» INSTRUCTIONS FOR THE TASK:
Comb the records below for the string "költségek" and copy each line where it turns up.

....

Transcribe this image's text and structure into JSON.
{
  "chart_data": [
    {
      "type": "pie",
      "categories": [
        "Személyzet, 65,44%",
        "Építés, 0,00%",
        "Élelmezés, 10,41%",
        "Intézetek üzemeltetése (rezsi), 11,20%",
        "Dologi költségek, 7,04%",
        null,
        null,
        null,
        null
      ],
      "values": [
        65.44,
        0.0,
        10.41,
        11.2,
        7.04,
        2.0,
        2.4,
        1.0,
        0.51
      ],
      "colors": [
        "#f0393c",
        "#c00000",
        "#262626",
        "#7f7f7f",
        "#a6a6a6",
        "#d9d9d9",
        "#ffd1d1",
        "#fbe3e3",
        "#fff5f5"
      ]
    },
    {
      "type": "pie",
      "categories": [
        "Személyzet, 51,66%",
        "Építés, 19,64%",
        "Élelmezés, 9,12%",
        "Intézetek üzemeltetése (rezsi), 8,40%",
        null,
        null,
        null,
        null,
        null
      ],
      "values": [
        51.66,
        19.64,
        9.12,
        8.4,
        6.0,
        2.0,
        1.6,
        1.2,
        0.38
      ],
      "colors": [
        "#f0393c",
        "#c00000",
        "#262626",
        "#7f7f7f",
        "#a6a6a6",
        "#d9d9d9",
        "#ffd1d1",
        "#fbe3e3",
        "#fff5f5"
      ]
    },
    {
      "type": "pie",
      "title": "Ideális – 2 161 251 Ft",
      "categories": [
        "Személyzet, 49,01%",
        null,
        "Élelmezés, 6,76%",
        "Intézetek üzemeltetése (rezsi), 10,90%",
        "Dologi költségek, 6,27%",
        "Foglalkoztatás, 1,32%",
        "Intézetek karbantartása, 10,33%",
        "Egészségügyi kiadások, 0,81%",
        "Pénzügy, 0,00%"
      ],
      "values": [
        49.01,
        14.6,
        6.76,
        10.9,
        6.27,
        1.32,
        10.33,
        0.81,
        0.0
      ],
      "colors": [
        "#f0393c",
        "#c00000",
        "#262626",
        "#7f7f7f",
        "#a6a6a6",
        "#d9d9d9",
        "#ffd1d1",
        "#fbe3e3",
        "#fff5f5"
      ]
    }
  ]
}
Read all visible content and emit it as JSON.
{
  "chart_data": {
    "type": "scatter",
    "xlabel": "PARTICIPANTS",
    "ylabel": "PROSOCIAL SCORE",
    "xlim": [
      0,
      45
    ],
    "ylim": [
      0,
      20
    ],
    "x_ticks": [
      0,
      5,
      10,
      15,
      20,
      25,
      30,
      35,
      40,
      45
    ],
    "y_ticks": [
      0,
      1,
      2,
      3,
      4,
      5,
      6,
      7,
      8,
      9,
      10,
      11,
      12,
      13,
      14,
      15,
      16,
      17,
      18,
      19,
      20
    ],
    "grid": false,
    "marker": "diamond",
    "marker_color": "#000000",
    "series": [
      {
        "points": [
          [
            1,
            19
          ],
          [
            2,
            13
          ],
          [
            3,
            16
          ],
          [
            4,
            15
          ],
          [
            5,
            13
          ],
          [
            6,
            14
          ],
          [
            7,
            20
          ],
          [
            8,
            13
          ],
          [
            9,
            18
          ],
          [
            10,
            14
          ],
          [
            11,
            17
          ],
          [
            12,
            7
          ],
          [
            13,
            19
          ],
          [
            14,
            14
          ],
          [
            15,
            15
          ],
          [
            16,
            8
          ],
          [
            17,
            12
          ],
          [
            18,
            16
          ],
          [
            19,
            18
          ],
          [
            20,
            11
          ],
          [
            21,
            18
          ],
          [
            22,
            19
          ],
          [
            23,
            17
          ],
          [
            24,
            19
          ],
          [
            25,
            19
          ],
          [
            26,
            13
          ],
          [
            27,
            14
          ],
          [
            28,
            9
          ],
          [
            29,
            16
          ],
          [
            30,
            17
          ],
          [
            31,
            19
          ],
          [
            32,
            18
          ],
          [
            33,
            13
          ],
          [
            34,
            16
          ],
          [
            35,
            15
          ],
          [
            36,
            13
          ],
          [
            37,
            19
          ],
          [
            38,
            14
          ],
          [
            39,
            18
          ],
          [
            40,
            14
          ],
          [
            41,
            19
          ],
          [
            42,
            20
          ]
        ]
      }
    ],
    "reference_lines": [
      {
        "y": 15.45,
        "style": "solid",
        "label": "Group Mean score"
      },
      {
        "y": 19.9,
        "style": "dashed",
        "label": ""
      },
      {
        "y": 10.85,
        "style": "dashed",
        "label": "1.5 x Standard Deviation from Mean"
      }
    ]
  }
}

....

» THE RESPONSE:
        "Dologi költségek, 7,04%",
        "Dologi költségek, 6,27%",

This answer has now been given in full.